[Data excerpts]

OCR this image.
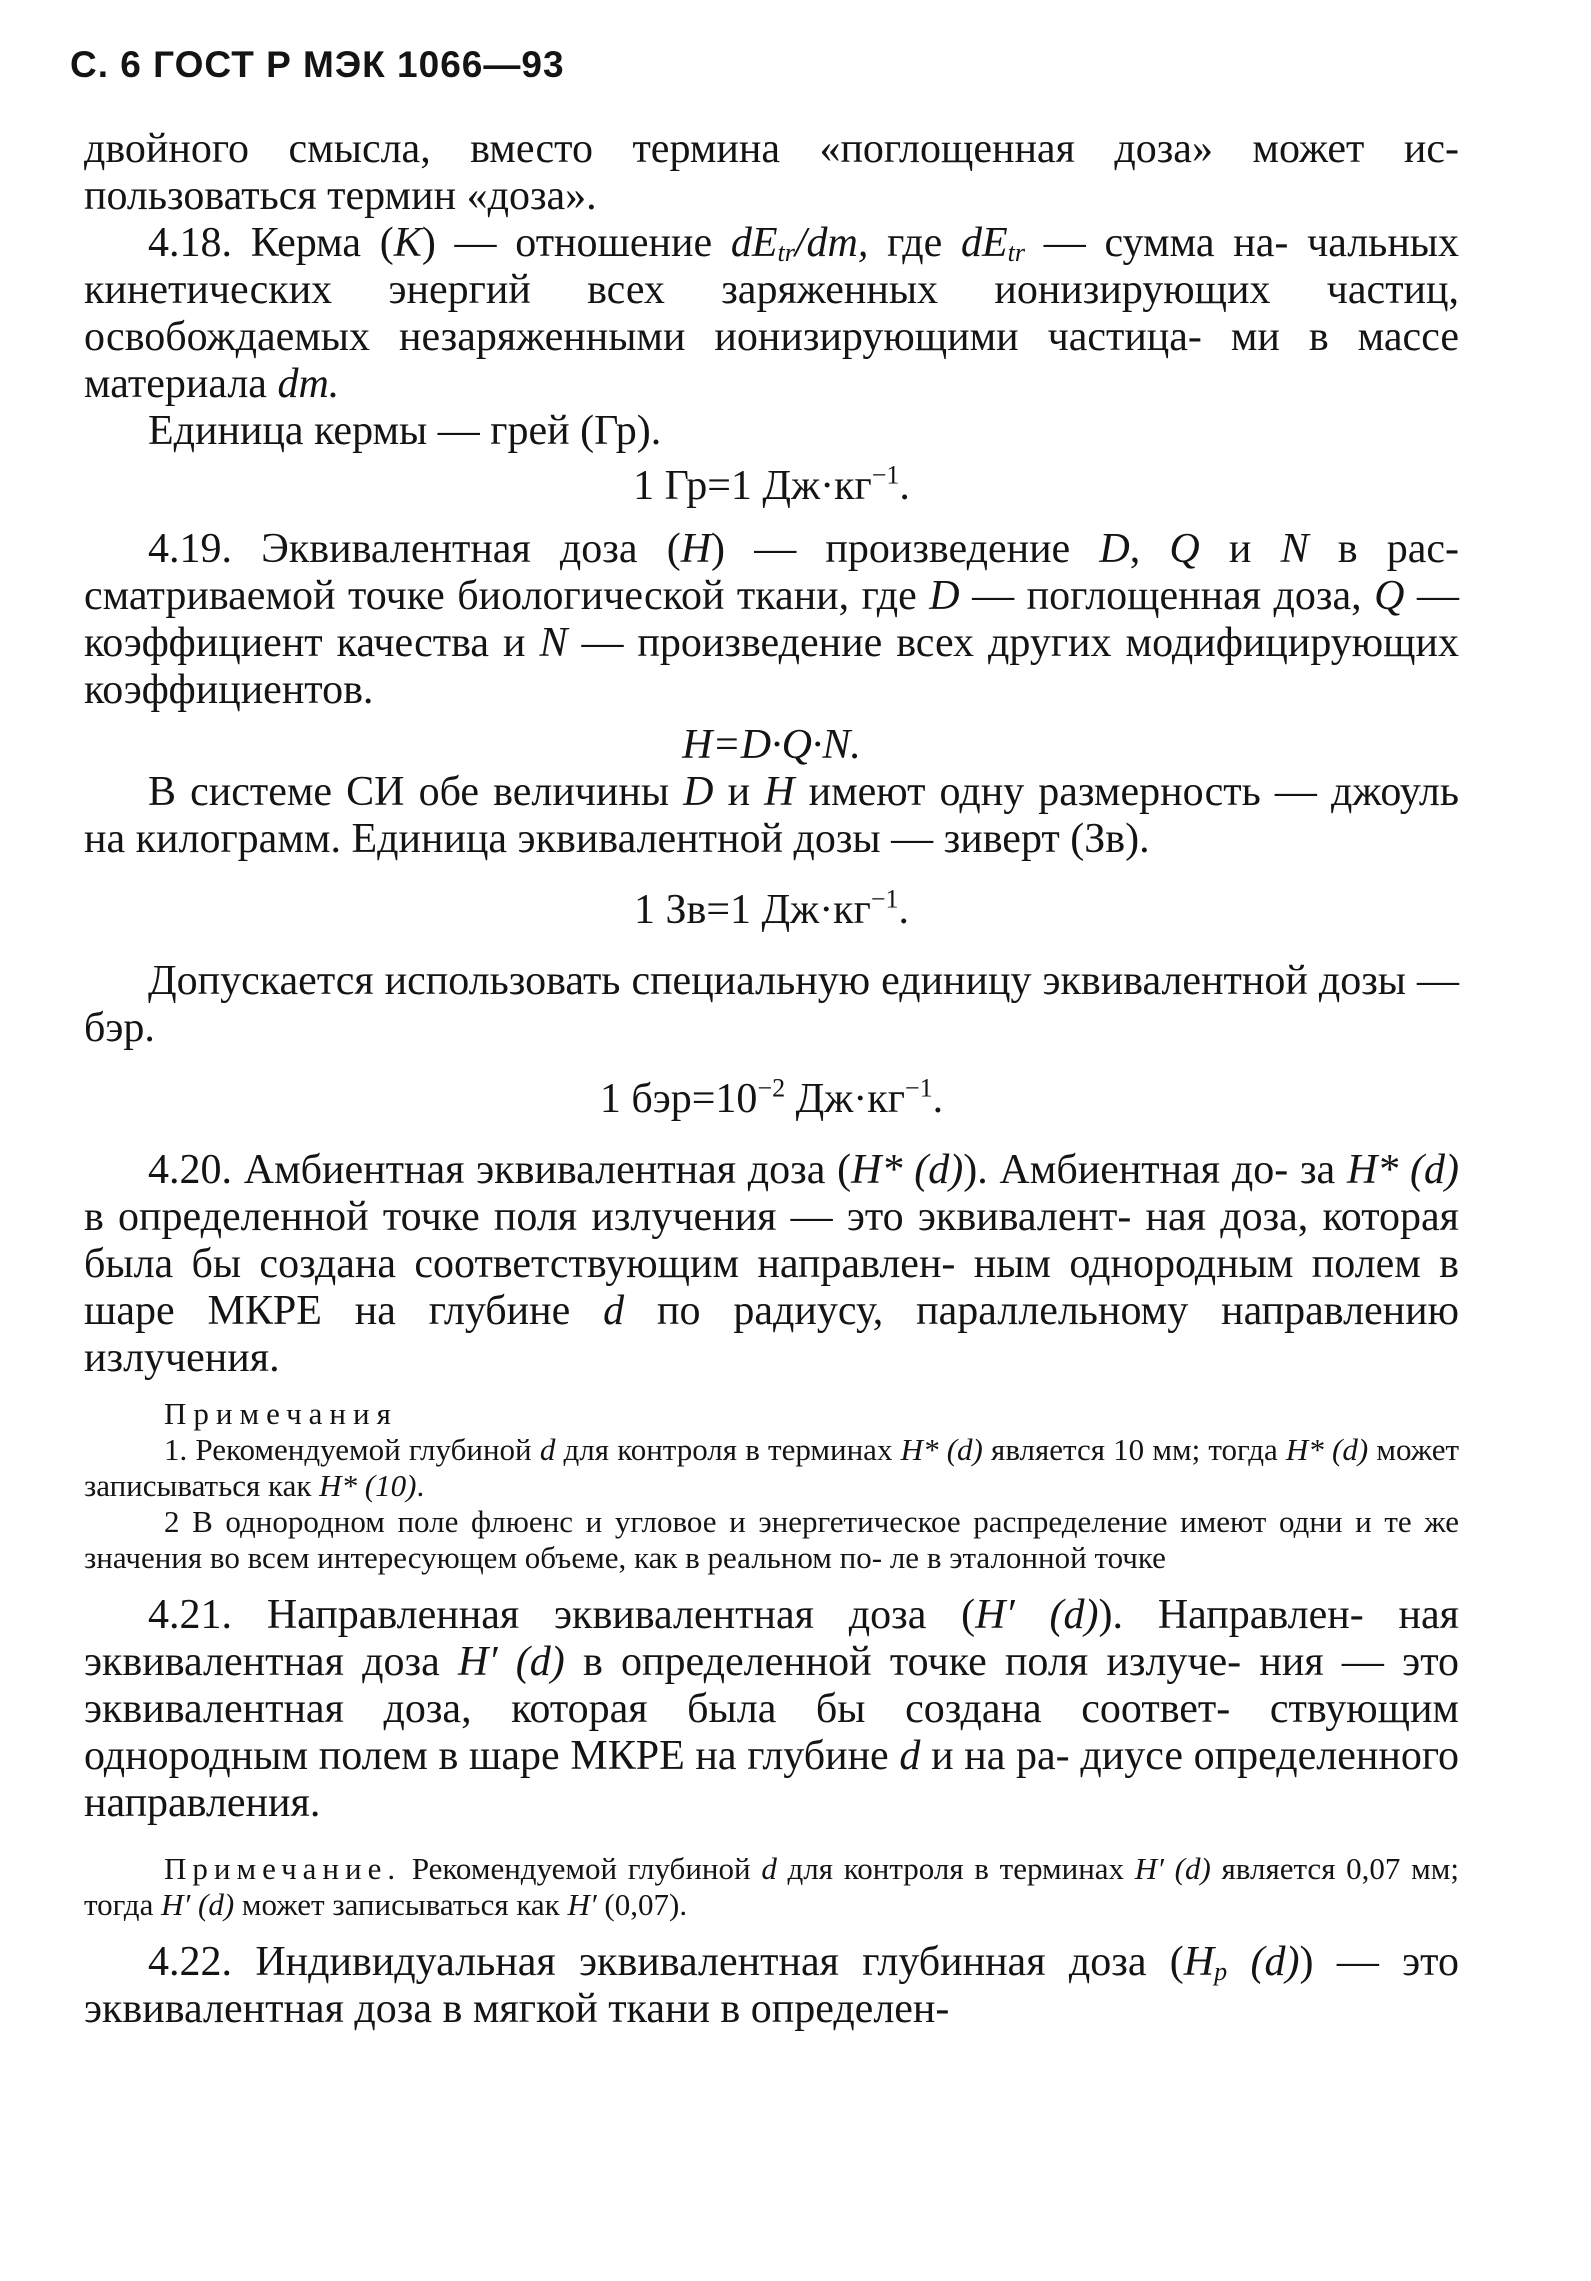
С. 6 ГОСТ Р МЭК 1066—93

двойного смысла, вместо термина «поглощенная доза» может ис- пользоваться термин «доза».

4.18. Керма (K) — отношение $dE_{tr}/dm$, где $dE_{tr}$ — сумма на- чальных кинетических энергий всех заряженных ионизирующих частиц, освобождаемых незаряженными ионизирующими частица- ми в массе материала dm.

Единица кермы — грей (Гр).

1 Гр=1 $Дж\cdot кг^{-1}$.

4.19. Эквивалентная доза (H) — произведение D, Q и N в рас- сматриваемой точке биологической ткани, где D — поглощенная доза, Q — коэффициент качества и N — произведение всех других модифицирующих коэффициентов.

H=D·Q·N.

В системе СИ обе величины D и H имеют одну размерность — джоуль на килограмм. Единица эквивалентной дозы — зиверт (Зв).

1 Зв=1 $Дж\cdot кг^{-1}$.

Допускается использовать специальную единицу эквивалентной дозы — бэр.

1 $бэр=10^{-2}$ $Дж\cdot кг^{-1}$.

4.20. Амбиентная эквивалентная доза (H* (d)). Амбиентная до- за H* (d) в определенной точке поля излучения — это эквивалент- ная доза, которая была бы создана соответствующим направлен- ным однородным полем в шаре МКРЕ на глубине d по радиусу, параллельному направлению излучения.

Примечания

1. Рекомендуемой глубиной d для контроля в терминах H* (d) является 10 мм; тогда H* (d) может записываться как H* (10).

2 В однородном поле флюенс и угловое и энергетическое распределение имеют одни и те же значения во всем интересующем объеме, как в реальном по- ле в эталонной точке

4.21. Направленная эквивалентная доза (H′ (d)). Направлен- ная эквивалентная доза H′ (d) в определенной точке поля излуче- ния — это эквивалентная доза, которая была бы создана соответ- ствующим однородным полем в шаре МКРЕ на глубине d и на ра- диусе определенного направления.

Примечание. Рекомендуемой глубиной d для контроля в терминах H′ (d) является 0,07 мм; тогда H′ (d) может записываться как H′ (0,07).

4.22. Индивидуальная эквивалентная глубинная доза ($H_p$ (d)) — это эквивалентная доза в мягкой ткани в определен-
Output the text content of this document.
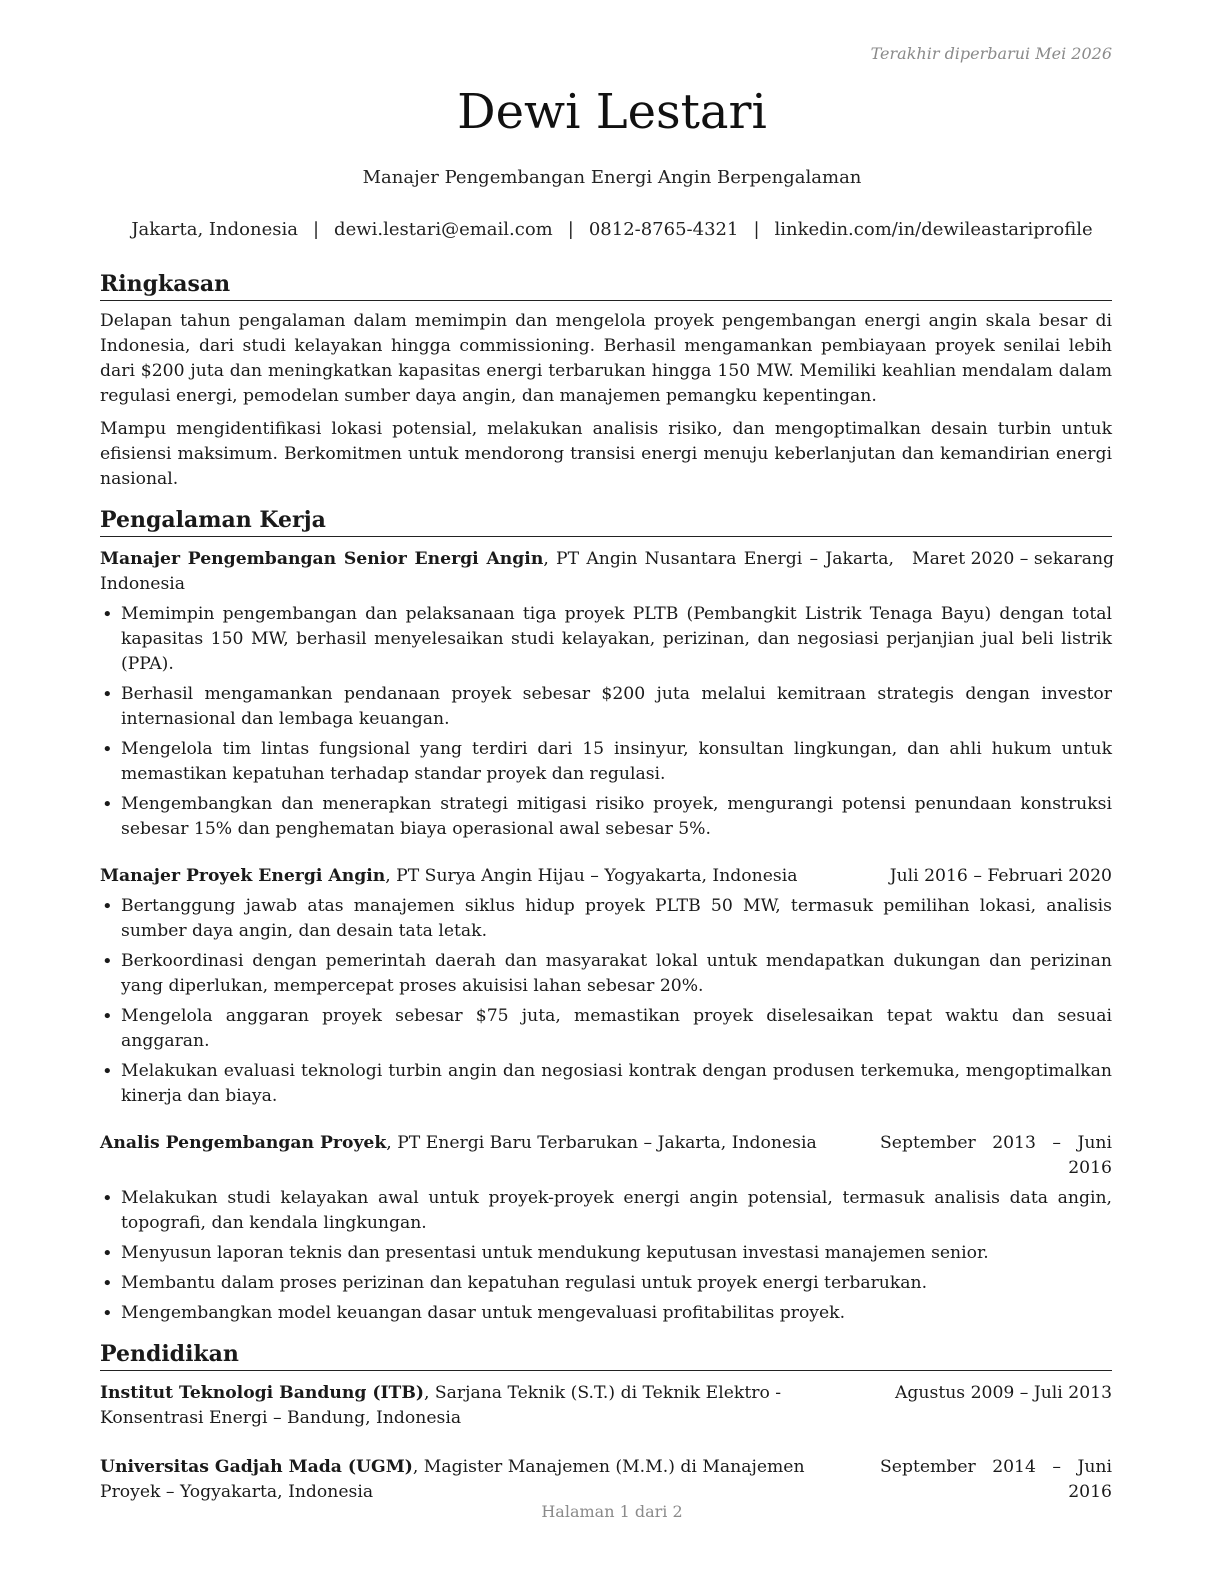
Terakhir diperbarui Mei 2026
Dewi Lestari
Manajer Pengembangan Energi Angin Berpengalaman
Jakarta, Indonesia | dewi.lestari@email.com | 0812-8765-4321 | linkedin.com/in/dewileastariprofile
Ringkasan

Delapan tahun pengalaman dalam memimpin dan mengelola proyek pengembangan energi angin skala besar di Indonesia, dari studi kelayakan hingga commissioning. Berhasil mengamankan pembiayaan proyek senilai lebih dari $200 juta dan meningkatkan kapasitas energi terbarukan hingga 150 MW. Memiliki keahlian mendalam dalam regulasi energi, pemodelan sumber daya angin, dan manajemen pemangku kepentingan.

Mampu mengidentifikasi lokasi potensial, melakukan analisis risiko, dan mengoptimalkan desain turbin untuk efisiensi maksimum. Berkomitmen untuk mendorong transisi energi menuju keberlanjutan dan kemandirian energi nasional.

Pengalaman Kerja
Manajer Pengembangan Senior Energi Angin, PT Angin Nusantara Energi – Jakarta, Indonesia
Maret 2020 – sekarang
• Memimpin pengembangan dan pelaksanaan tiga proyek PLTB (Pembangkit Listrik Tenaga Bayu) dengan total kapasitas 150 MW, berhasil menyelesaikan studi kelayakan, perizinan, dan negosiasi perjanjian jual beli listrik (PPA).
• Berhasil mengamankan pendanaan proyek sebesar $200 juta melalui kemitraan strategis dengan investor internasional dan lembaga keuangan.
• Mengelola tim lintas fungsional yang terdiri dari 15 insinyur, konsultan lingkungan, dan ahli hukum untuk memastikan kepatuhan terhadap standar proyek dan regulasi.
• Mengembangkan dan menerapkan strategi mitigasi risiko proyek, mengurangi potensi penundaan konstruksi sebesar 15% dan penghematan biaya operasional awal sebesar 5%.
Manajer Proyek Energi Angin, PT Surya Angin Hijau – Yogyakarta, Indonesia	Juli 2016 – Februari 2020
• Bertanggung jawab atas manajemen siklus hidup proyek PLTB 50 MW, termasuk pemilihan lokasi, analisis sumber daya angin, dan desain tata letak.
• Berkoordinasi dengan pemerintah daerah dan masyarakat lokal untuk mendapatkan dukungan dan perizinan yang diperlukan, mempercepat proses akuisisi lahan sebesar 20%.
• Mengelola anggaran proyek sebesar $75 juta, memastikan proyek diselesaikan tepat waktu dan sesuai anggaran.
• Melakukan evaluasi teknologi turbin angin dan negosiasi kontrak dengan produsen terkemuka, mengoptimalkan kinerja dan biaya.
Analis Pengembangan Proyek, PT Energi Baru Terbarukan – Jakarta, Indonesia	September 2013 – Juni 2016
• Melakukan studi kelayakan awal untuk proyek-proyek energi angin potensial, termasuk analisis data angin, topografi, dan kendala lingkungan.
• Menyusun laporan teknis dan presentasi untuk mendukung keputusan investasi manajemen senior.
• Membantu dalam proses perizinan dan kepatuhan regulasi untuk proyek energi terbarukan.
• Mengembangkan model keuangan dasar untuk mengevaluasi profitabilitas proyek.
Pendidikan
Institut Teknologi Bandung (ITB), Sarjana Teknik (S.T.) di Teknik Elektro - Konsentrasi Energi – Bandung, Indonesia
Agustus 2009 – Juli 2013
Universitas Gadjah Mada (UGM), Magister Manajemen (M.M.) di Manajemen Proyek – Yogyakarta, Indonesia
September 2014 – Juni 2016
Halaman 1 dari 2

**Work to do**
Lines of the material that contain the word "терминах" are to be gathered.

**Reply to the task**
1. Рекомендуемой глубиной d для контроля в терминах H* (d) является 10 мм; тогда H* (d) может записываться как H* (10).
Примечание. Рекомендуемой глубиной d для контроля в терминах H′ (d) является 0,07 мм; тогда H′ (d) может записываться как H′ (0,07).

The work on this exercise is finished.